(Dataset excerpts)

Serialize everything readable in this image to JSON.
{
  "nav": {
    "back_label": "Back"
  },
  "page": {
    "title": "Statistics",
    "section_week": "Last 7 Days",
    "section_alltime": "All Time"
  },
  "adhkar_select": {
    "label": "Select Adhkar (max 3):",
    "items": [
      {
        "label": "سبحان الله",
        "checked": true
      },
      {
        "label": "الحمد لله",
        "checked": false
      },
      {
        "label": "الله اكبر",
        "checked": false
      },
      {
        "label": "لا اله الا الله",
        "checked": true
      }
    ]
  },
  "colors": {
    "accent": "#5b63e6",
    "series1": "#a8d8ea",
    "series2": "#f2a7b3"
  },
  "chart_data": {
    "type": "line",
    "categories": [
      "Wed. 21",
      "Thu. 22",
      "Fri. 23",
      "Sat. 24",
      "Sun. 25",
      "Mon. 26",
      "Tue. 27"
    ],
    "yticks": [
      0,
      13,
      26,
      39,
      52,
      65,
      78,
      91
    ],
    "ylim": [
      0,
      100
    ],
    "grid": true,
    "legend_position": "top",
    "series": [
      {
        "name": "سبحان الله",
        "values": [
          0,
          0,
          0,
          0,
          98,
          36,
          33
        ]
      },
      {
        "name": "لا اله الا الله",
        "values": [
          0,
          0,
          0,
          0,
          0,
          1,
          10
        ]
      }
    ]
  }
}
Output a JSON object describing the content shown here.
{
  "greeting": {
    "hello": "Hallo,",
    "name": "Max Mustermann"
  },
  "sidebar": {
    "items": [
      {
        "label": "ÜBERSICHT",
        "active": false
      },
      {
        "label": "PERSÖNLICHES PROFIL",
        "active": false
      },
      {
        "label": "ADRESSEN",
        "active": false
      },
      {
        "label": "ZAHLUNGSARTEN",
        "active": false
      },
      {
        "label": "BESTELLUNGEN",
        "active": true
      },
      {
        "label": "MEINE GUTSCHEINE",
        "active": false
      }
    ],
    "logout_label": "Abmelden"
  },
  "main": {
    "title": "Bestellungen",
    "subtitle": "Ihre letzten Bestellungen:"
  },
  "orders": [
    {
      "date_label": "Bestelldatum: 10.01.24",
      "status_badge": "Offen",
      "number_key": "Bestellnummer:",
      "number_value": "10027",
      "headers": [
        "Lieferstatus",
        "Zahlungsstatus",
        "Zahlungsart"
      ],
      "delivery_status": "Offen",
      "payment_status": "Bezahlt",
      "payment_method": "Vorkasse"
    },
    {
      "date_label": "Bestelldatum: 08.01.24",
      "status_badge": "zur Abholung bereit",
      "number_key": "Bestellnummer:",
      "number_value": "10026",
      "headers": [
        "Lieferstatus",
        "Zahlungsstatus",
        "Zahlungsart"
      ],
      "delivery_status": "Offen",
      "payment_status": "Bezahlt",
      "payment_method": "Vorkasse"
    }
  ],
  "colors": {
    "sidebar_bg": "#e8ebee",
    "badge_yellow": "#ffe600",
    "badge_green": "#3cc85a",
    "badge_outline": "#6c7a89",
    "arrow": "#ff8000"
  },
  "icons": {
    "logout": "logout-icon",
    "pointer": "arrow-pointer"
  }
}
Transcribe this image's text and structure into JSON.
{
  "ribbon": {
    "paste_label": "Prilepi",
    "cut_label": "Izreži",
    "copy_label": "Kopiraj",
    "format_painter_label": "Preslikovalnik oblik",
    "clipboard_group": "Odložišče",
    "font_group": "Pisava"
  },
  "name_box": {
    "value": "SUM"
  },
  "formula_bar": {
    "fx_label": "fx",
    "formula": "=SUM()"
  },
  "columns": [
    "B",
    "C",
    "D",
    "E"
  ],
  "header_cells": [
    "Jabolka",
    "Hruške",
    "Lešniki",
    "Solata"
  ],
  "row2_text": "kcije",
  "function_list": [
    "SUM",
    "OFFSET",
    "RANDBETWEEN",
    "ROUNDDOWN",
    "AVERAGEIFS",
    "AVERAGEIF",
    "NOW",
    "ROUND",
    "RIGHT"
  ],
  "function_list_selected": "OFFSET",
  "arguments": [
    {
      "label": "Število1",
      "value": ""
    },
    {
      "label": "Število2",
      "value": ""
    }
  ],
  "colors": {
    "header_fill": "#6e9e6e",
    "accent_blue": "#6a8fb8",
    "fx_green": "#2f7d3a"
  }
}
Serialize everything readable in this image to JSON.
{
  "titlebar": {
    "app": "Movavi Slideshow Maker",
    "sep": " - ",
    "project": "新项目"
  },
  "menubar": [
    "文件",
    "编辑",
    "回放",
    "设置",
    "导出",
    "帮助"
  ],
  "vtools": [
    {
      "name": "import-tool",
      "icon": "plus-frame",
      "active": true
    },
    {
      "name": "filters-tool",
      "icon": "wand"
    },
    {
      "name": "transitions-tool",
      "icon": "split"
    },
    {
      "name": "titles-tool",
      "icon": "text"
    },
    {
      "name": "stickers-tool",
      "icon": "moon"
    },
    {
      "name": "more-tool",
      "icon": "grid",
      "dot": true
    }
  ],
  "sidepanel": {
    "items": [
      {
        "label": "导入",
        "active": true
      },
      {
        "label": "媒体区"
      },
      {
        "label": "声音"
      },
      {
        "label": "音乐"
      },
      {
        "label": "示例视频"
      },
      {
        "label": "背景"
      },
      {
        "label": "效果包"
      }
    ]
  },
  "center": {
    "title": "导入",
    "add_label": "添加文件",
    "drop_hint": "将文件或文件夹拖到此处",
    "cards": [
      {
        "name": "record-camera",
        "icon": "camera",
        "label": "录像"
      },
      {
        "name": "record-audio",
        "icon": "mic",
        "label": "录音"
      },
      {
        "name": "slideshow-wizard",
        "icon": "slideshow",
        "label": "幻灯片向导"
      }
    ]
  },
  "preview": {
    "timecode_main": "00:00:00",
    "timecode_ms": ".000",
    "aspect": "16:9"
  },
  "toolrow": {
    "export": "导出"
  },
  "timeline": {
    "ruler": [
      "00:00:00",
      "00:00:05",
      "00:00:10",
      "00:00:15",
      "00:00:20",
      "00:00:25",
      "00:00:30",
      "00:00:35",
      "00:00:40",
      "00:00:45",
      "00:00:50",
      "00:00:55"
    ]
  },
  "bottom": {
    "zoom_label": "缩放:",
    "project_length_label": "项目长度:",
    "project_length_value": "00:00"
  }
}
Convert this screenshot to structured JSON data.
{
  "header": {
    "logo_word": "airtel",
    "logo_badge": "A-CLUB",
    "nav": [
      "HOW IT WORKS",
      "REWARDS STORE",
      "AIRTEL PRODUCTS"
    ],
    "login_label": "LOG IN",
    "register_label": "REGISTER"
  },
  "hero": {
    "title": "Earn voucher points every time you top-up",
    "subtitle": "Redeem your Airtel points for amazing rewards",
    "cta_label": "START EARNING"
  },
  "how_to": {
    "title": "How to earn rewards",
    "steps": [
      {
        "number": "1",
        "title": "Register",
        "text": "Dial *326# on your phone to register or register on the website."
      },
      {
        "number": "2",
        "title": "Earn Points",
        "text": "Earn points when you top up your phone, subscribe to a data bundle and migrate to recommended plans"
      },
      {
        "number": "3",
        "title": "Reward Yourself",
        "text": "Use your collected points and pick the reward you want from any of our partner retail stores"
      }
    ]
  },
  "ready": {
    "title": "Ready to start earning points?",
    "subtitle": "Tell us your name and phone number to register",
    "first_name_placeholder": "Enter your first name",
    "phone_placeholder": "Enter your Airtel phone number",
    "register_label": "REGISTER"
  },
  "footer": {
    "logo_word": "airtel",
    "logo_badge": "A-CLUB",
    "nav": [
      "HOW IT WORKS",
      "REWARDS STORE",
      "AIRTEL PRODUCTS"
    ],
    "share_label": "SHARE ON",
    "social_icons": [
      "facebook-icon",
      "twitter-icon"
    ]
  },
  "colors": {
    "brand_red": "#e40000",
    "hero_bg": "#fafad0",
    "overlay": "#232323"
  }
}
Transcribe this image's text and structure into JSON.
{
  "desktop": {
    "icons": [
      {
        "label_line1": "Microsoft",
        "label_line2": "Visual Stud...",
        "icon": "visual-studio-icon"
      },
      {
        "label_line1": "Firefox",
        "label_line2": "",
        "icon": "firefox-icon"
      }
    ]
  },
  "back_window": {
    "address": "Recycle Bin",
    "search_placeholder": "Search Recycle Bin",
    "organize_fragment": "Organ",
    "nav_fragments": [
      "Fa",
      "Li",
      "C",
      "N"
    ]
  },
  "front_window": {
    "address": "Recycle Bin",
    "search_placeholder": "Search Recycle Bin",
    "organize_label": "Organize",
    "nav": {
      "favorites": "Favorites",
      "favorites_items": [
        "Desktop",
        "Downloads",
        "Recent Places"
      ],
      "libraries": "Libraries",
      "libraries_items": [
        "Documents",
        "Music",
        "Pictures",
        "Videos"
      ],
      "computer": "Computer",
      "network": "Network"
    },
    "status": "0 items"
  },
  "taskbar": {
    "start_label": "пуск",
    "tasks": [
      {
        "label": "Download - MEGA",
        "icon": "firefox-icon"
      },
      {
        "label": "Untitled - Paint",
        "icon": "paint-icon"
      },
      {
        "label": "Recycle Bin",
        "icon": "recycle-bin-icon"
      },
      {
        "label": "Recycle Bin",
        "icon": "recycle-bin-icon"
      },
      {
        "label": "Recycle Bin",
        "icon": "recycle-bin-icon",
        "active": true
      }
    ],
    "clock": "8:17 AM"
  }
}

• **REQUEST**
Pull out every line holding "الله" from the records above, and copy it.

• **THE COMPLETED TASK**
        "label": "سبحان الله",
        "label": "الله اكبر",
        "label": "لا اله الا الله",
        "name": "سبحان الله",
        "name": "لا اله الا الله",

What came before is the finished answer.